_Written task_
For the material that follows, list every line containing the word "prestation".

#### Excerpted records

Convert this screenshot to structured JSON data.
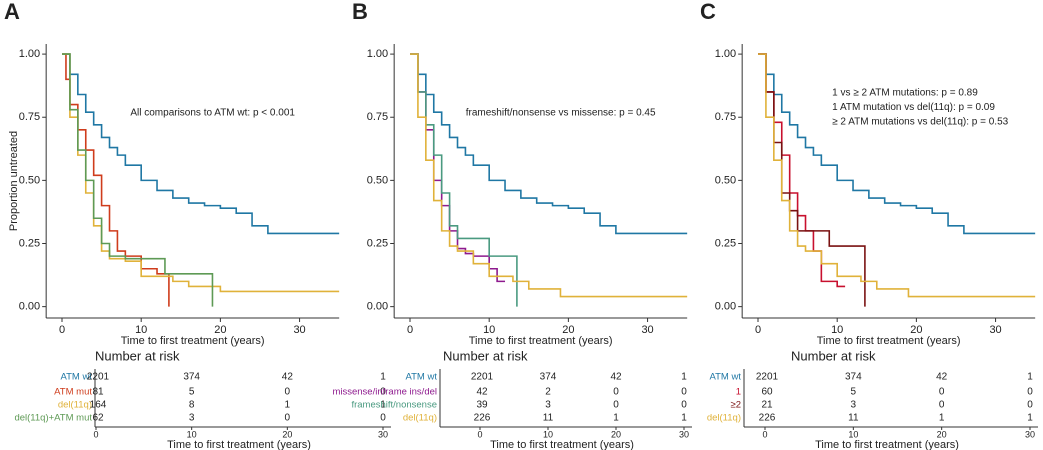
{
  "chart_data": [
    {
      "type": "step",
      "panel": "A",
      "ylabel": "Proportion untreated",
      "xlabel": "Time to first treatment (years)",
      "annotations": [
        "All comparisons to ATM wt: p < 0.001"
      ],
      "xlim": [
        -2,
        35
      ],
      "ylim": [
        -0.045,
        1.04
      ],
      "xticks": [
        0,
        10,
        20,
        30
      ],
      "yticks": [
        {
          "value": 0,
          "label": "0.00"
        },
        {
          "value": 0.25,
          "label": "0.25"
        },
        {
          "value": 0.5,
          "label": "0.50"
        },
        {
          "value": 0.75,
          "label": "0.75"
        },
        {
          "value": 1,
          "label": "1.00"
        }
      ],
      "risk_title": "Number at risk",
      "risk_xlabel": "Time to first treatment (years)",
      "series": [
        {
          "name": "ATM wt",
          "color": "#1f77a4",
          "x": [
            0,
            1,
            2,
            3,
            4,
            5,
            6,
            7,
            8,
            10,
            12,
            14,
            16,
            18,
            20,
            22,
            24,
            26,
            35
          ],
          "values": [
            1,
            0.92,
            0.84,
            0.77,
            0.72,
            0.67,
            0.63,
            0.6,
            0.56,
            0.5,
            0.46,
            0.43,
            0.41,
            0.4,
            0.39,
            0.37,
            0.32,
            0.29,
            0.29
          ],
          "at_risk": [
            2201,
            374,
            42,
            1
          ]
        },
        {
          "name": "ATM mut",
          "color": "#cf3c1c",
          "x": [
            0,
            0.5,
            1,
            2,
            3,
            4,
            5,
            6,
            7,
            8,
            10,
            12,
            13.5,
            13.5
          ],
          "values": [
            1,
            0.9,
            0.8,
            0.7,
            0.62,
            0.52,
            0.4,
            0.3,
            0.22,
            0.2,
            0.15,
            0.13,
            0.13,
            0
          ],
          "at_risk": [
            81,
            5,
            0,
            0
          ]
        },
        {
          "name": "del(11q)",
          "color": "#e0b23a",
          "x": [
            0,
            1,
            2,
            3,
            4,
            5,
            6,
            8,
            10,
            14,
            16,
            20,
            35
          ],
          "values": [
            1,
            0.75,
            0.6,
            0.45,
            0.32,
            0.22,
            0.19,
            0.18,
            0.12,
            0.1,
            0.08,
            0.06,
            0.06
          ],
          "at_risk": [
            164,
            8,
            1,
            1
          ]
        },
        {
          "name": "del(11q)+ATM mut",
          "color": "#5e9a55",
          "x": [
            0,
            1,
            2,
            3,
            4,
            5,
            6,
            8,
            12,
            13,
            19,
            19
          ],
          "values": [
            1,
            0.78,
            0.62,
            0.5,
            0.35,
            0.25,
            0.2,
            0.19,
            0.19,
            0.13,
            0.13,
            0
          ],
          "at_risk": [
            62,
            3,
            0,
            0
          ]
        }
      ]
    },
    {
      "type": "step",
      "panel": "B",
      "xlabel": "Time to first treatment (years)",
      "annotations": [
        "frameshift/nonsense vs missense: p = 0.45"
      ],
      "xlim": [
        -2,
        35
      ],
      "ylim": [
        -0.045,
        1.04
      ],
      "xticks": [
        0,
        10,
        20,
        30
      ],
      "yticks": [
        {
          "value": 0,
          "label": "0.00"
        },
        {
          "value": 0.25,
          "label": "0.25"
        },
        {
          "value": 0.5,
          "label": "0.50"
        },
        {
          "value": 0.75,
          "label": "0.75"
        },
        {
          "value": 1,
          "label": "1.00"
        }
      ],
      "risk_title": "Number at risk",
      "risk_xlabel": "Time to first treatment (years)",
      "series": [
        {
          "name": "ATM wt",
          "color": "#1f77a4",
          "x": [
            0,
            1,
            2,
            3,
            4,
            5,
            6,
            7,
            8,
            10,
            12,
            14,
            16,
            18,
            20,
            22,
            24,
            26,
            35
          ],
          "values": [
            1,
            0.92,
            0.84,
            0.77,
            0.72,
            0.67,
            0.63,
            0.6,
            0.56,
            0.5,
            0.46,
            0.43,
            0.41,
            0.4,
            0.39,
            0.37,
            0.32,
            0.29,
            0.29
          ],
          "at_risk": [
            2201,
            374,
            42,
            1
          ]
        },
        {
          "name": "missense/inframe ins/del",
          "color": "#8e1a8e",
          "x": [
            0,
            1,
            2,
            3,
            4,
            5,
            6,
            7,
            8,
            10,
            11,
            12
          ],
          "values": [
            1,
            0.85,
            0.7,
            0.5,
            0.4,
            0.3,
            0.23,
            0.21,
            0.2,
            0.15,
            0.1,
            0.1
          ],
          "at_risk": [
            42,
            2,
            0,
            0
          ]
        },
        {
          "name": "frameshift/nonsense",
          "color": "#4a9a80",
          "x": [
            0,
            1,
            2,
            3,
            4,
            5,
            6,
            8,
            10,
            13.5,
            13.5
          ],
          "values": [
            1,
            0.85,
            0.72,
            0.6,
            0.45,
            0.32,
            0.27,
            0.27,
            0.2,
            0.2,
            0
          ],
          "at_risk": [
            39,
            3,
            0,
            0
          ]
        },
        {
          "name": "del(11q)",
          "color": "#e0b23a",
          "x": [
            0,
            1,
            2,
            3,
            4,
            5,
            6,
            8,
            10,
            13,
            15,
            19,
            35
          ],
          "values": [
            1,
            0.75,
            0.58,
            0.42,
            0.3,
            0.24,
            0.22,
            0.17,
            0.12,
            0.1,
            0.07,
            0.04,
            0.04
          ],
          "at_risk": [
            226,
            11,
            1,
            1
          ]
        }
      ]
    },
    {
      "type": "step",
      "panel": "C",
      "xlabel": "Time to first treatment (years)",
      "annotations": [
        "1 vs ≥ 2 ATM mutations: p = 0.89",
        "1 ATM mutation vs del(11q): p = 0.09",
        "≥ 2 ATM mutations vs del(11q): p = 0.53"
      ],
      "xlim": [
        -2,
        35
      ],
      "ylim": [
        -0.045,
        1.04
      ],
      "xticks": [
        0,
        10,
        20,
        30
      ],
      "yticks": [
        {
          "value": 0,
          "label": "0.00"
        },
        {
          "value": 0.25,
          "label": "0.25"
        },
        {
          "value": 0.5,
          "label": "0.50"
        },
        {
          "value": 0.75,
          "label": "0.75"
        },
        {
          "value": 1,
          "label": "1.00"
        }
      ],
      "risk_title": "Number at risk",
      "risk_xlabel": "Time to first treatment (years)",
      "series": [
        {
          "name": "ATM wt",
          "color": "#1f77a4",
          "x": [
            0,
            1,
            2,
            3,
            4,
            5,
            6,
            7,
            8,
            10,
            12,
            14,
            16,
            18,
            20,
            22,
            24,
            26,
            35
          ],
          "values": [
            1,
            0.92,
            0.84,
            0.77,
            0.72,
            0.67,
            0.63,
            0.6,
            0.56,
            0.5,
            0.46,
            0.43,
            0.41,
            0.4,
            0.39,
            0.37,
            0.32,
            0.29,
            0.29
          ],
          "at_risk": [
            2201,
            374,
            42,
            1
          ]
        },
        {
          "name": "1",
          "color": "#c8102e",
          "x": [
            0,
            1,
            2,
            3,
            4,
            5,
            6,
            7,
            8,
            10,
            11
          ],
          "values": [
            1,
            0.85,
            0.73,
            0.6,
            0.45,
            0.36,
            0.3,
            0.22,
            0.1,
            0.08,
            0.08
          ],
          "at_risk": [
            60,
            5,
            0,
            0
          ]
        },
        {
          "name": "≥2",
          "color": "#7a1212",
          "x": [
            0,
            1,
            2,
            3,
            4,
            5,
            8,
            9,
            13.5,
            13.5
          ],
          "values": [
            1,
            0.85,
            0.65,
            0.45,
            0.38,
            0.3,
            0.3,
            0.24,
            0.24,
            0
          ],
          "at_risk": [
            21,
            3,
            0,
            0
          ]
        },
        {
          "name": "del(11q)",
          "color": "#e0b23a",
          "x": [
            0,
            1,
            2,
            3,
            4,
            5,
            6,
            8,
            10,
            13,
            15,
            19,
            35
          ],
          "values": [
            1,
            0.75,
            0.58,
            0.42,
            0.3,
            0.24,
            0.22,
            0.17,
            0.12,
            0.1,
            0.07,
            0.04,
            0.04
          ],
          "at_risk": [
            226,
            11,
            1,
            1
          ]
        }
      ]
    }
  ]
}
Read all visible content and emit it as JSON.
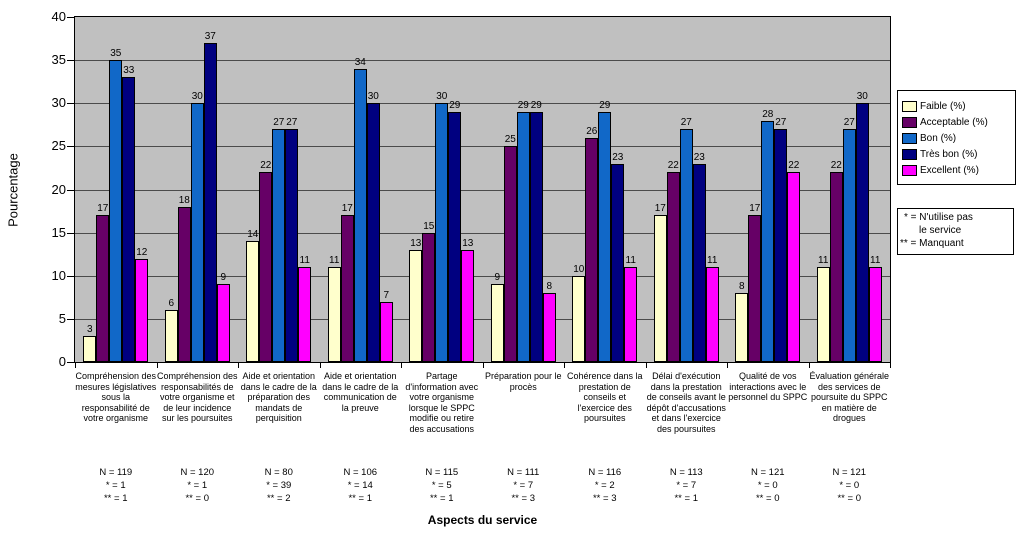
{
  "chart_data": {
    "type": "bar",
    "title": "",
    "ylabel": "Pourcentage",
    "xlabel": "Aspects du service",
    "ylim": [
      0,
      40
    ],
    "ytick_step": 5,
    "grid": true,
    "legend_position": "right",
    "plot_background": "#C0C0C0",
    "categories": [
      "Compréhension des mesures législatives sous la responsabilité de votre organisme",
      "Compréhension des responsabilités de votre organisme et de leur incidence sur les poursuites",
      "Aide et orientation dans le cadre de la préparation des mandats de perquisition",
      "Aide et orientation dans le cadre de la communication de la preuve",
      "Partage d'information avec votre organisme lorsque le SPPC modifie ou retire des accusations",
      "Préparation pour le procès",
      "Cohérence dans la prestation de conseils et l'exercice des poursuites",
      "Délai d'exécution dans la prestation de conseils avant le dépôt d'accusations et dans l'exercice des poursuites",
      "Qualité de vos interactions avec le personnel du SPPC",
      "Évaluation générale des services de poursuite du SPPC en matière de drogues"
    ],
    "series": [
      {
        "key": "faible",
        "name": "Faible (%)",
        "color": "#FFFFCC",
        "values": [
          3,
          6,
          14,
          11,
          13,
          9,
          10,
          17,
          8,
          11
        ]
      },
      {
        "key": "acceptable",
        "name": "Acceptable (%)",
        "color": "#660066",
        "values": [
          17,
          18,
          22,
          17,
          15,
          25,
          26,
          22,
          17,
          22
        ]
      },
      {
        "key": "bon",
        "name": "Bon (%)",
        "color": "#1168C8",
        "values": [
          35,
          30,
          27,
          34,
          30,
          29,
          29,
          27,
          28,
          27
        ]
      },
      {
        "key": "tres-bon",
        "name": "Très bon (%)",
        "color": "#000080",
        "values": [
          33,
          37,
          27,
          30,
          29,
          29,
          23,
          23,
          27,
          30
        ]
      },
      {
        "key": "excellent",
        "name": "Excellent (%)",
        "color": "#FF00FF",
        "values": [
          12,
          9,
          11,
          7,
          13,
          8,
          11,
          11,
          22,
          11
        ]
      }
    ],
    "sample_sizes": [
      [
        "N = 119",
        "* = 1",
        "** = 1"
      ],
      [
        "N = 120",
        "* = 1",
        "** = 0"
      ],
      [
        "N = 80",
        "* = 39",
        "** = 2"
      ],
      [
        "N = 106",
        "* = 14",
        "** = 1"
      ],
      [
        "N = 115",
        "* = 5",
        "** = 1"
      ],
      [
        "N = 111",
        "* = 7",
        "** = 3"
      ],
      [
        "N = 116",
        "* = 2",
        "** = 3"
      ],
      [
        "N = 113",
        "* = 7",
        "** = 1"
      ],
      [
        "N = 121",
        "* = 0",
        "** = 0"
      ],
      [
        "N = 121",
        "* = 0",
        "** = 0"
      ]
    ],
    "notes": [
      "* = N'utilise pas",
      "le service",
      "** = Manquant"
    ]
  }
}
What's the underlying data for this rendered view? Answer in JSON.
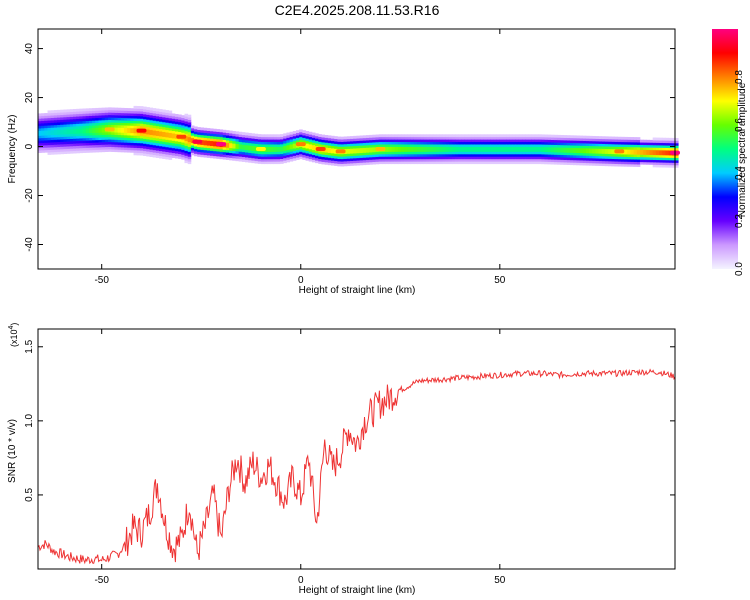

########

_Task solution_
      "Cohérence dans la prestation de conseils et l'exercice des poursuites",
      "Délai d'exécution dans la prestation de conseils avant le dépôt d'accusations et dans l'exercice des poursuites",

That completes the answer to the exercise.